Image courtesy of © MICHAEL CLUBB/SOUTH BEND TRIBUNE / USA TODAY NETWORK

It would be unfair to suggest that the Cubs haven't gotten contributions from homegrown players signed as amateur international free agents over the last decade. Three such players amassed at least 2 wins above average for the team at age 27 or younger from 2010-24: Welington Castillo, Willson Contreras, and Javier Assad. Beyond them, there are players whom the team traded for key pieces of their various contending teams, from Starlin Castro to Gleyber Torres, Eloy Jiménez, Jeimer Candelario, and Isaac Paredes--two of whom have come back to the team later on in their careers. The Cubs front office has decided to trade a few of the successful prospects they've developed after signing them from the Dominican Republic, Venezuela, and Mexico, rather than holding onto them and trying to realize that latent value by developing them into homegrown stars.

Still, this is a bad track record. If we can slough some of the blame for players who were traded and then failed to live up to their ceilings off onto the organizations who acquired them, we also have to acknowledge that the Cubs haven't even turned the international prospects they've signed and kept into useful role players--let alone stars. Castillo and Contreras were both signed before the Ricketts family even bought the team, and Castillo never became a true star, even for a moment. Injuries derailed countless promising players, but so did systematic failures of scouting, acquisition, and development.

We live in an era defined by Ronald Acuna Jr., Juan Soto, Fernando Tatis Jr., Jackson Chourio, Elly De La Cruz, Rafael Devers, Yordan Alvarez, Vladimir Guerrero Jr., José Ramírez, Starling Marte, Julio Rodríguez, Ketel Marte, Sandy Alcántara, and Luis Castillo. That list isn't even close to exhaustive, but it exhaustively demonstrates the point. There is huge, often unmatchable value in finding and developing stars through this market. The Cubs are disastrously bad at it.

Every year, a division rival seems to call up a new player who poses long-term problems for the Cubs. In 2023, it was De La Cruz. In 2024, it was Chourio. The team is lucky that the Cardinals misevaluated Adolis García and Randy Arozarena. Otherwise, they might already have fallen even further behind the curve. Oneil Cruz, though initially signed by the Dodgers, was traded to Pittsburgh when he was 18 and is now finding himself as a budding star for the Pirates.

That Cruz and Alvarez were both signed first by the Dodgers--and that Jasson Dominguez is a member of the Yankees--reminds us that getting ahold of top talent doesn't have to be a priority only for smaller-market teams. The rules changes around signing international amateur free agents that took effect in 2012 did make it harder for big-market teams to compete for top talent, but they've kept finding it, and some of those teams are doing much better work than the Cubs when it comes to developing the players they acquire.

● TASK INSTRUCTIONS:
- a) Please transcribe the part of the Cubs international signings piece starting with "Still, this is" and going on through "acquisition, and development.".
- b) Summarize the Cubs international signings piece in two sentences.
- c) Write the next paragraph of the Cubs international signings piece, picking up after its final sentence.

● MATERIAL PROVIDED:
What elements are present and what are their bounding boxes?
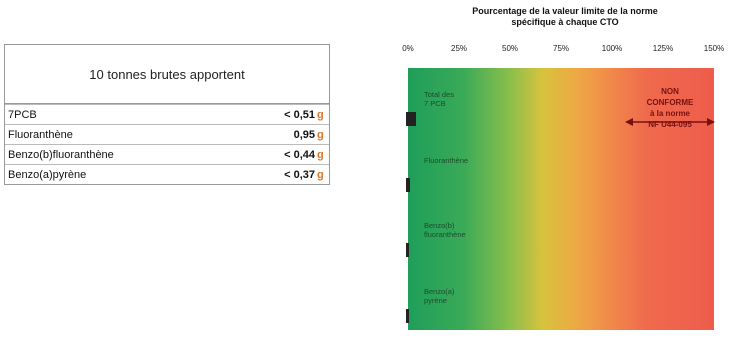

● RESULTS:
- a)
Still, this is a bad track record. If we can slough some of the blame for players who were traded and then failed to live up to their ceilings off onto the organizations who acquired them, we also have to acknowledge that the Cubs haven't even turned the international prospects they've signed and kept into useful role players--let alone stars. Castillo and Contreras were both signed before the Ricketts family even bought the team, and Castillo never became a true star, even for a moment. Injuries derailed countless promising players, but so did systematic failures of scouting, acquisition, and development.

- b) The Cubs have gotten some value from international amateur signings such as Welington Castillo, Willson Contreras, and Javier Assad, and have traded others for pieces of contending teams, but their track record is bad because of injuries and failures of scouting, acquisition, and development. Division rivals and even big-market teams like the Dodgers and Yankees keep finding and developing top international talent, a market that offers huge, often unmatchable value.

- c)
Hype has not been in short supply. The team signed Cristian Hernandez to a high-dollar bonus in 2021; Jefferson Rojas to one in 2022; Derniche Valdez to yet another in 2023; and Fernando Cruz for $4 million earlier this year. It's too early to fully assess any of those players, but Hernandez and Rojas have given the team consecutive seasons of the same experience:

  1. Hot young prospect wows many over offseason, is talked about as potential superstar and breakout player.
  2. Hot young prospect gets aggressive assignment when minor-league season begins.
  3. Hot young prospect essentially flops, and their star dims going into next season.

Development need not be linear; the team could help these guys turn things around and fully tap into their tools. Alas, in the modern game, it's not a good sign when it takes a while for young player to catch fire in the low minors. Chourio, Tatis, Rodríguez, and Acuna didn't need to survive sidetrack seasons; they were good big-leaguers by Hernandez's current age.

Has the team's investment in the international market gone only press release-deep? Are they funneling almost all their bonus money to one high-profile prospect, to make news and generate some hype, without real hope of getting a return on that investment? Or do they view that as the best way to turn things around and find a homegrown star? Either way, the results suggest that a change in tack is needed. Since Theo Epstein took over the team after the 2011 season, the only unmitigated, wire-to-wire success--the only guy they identified and acquired as an amateur, helped along and extracted real production from, and then signed to a deal to keep around into the middle of their career--is Ian Happ, who cost the team a valuable, non-renewable resource: a top-10 first-round pick.

This organization desperately needs a star they create out of almost nothing, and then retain as a difference-maker for 10 years, the way all the teams who found and developed the long list of superstars above had a chance to do. Until that happens, it's hard to take their stated ambition to be a perennial contender seriously. The lack of just that kind of player and cost confluence is what's holding them back from it.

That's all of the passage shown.